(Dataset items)

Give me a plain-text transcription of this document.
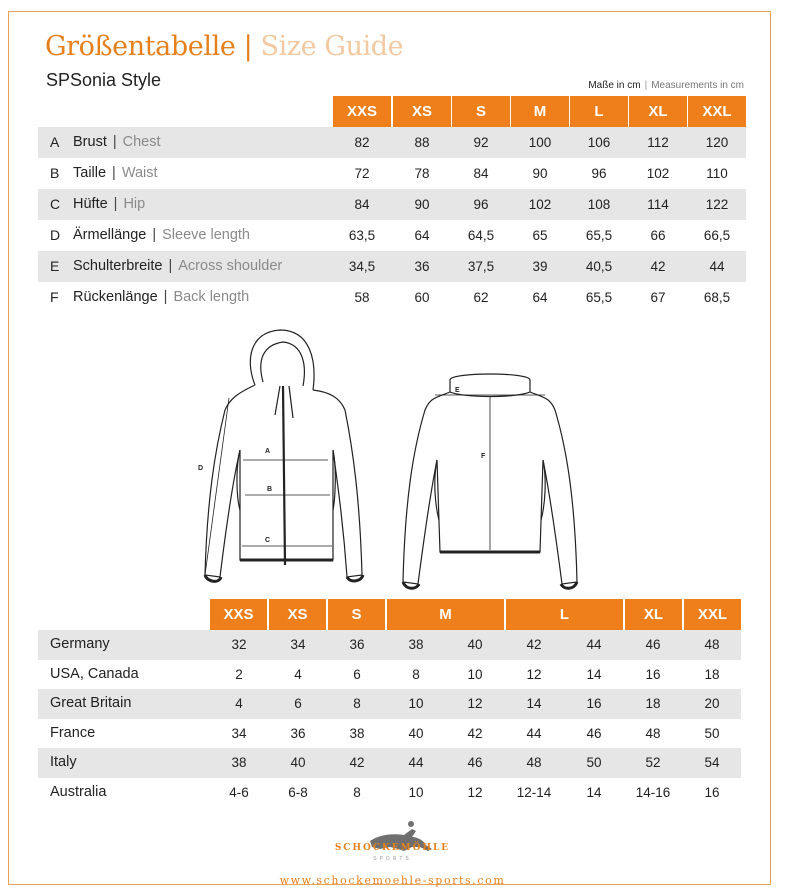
Größentabelle | Size Guide
SPSonia Style	Maße in cm | Measurements in cm
XXS	XS	S	M	L	XL	XXL
A Brust | Chest	82	88	92	100	106	112	120
B Taille | Waist	72	78	84	90	96	102	110
C Hüfte | Hip	84	90	96	102	108	114	122
D Ärmellänge | Sleeve length	63,5	64	64,5	65	65,5	66	66,5
E Schulterbreite | Across shoulder	34,5	36	37,5	39	40,5	42	44
F Rückenlänge | Back length	58	60	62	64	65,5	67	68,5
A
B
C
D
E
F
XXS	XS	S	M	L	XL	XXL
Germany	32	34	36	38	40	42	44	46	48
USA, Canada	2	4	6	8	10	12	14	16	18
Great Britain	4	6	8	10	12	14	16	18	20
France	34	36	38	40	42	44	46	48	50
Italy	38	40	42	44	46	48	50	52	54
Australia	4-6	6-8	8	10	12	12-14	14	14-16	16
SCHOCKEMÖHLE
SPORTS
www.schockemoehle-sports.com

◆ EXERCISE DESCRIPTION
Reproduce all of the entries word for word, skipping any pictures they hold.

◆ ANSWER FOR THE TASK
Give me a plain-text transcription of this document.
Größentabelle | Size Guide
SPSonia Style	Maße in cm | Measurements in cm
XXS	XS	S	M	L	XL	XXL
A Brust | Chest	82	88	92	100	106	112	120
B Taille | Waist	72	78	84	90	96	102	110
C Hüfte | Hip	84	90	96	102	108	114	122
D Ärmellänge | Sleeve length	63,5	64	64,5	65	65,5	66	66,5
E Schulterbreite | Across shoulder	34,5	36	37,5	39	40,5	42	44
F Rückenlänge | Back length	58	60	62	64	65,5	67	68,5
A
B
C
D
E
F
XXS	XS	S	M	L	XL	XXL
Germany	32	34	36	38	40	42	44	46	48
USA, Canada	2	4	6	8	10	12	14	16	18
Great Britain	4	6	8	10	12	14	16	18	20
France	34	36	38	40	42	44	46	48	50
Italy	38	40	42	44	46	48	50	52	54
Australia	4-6	6-8	8	10	12	12-14	14	14-16	16
SCHOCKEMÖHLE
SPORTS
www.schockemoehle-sports.com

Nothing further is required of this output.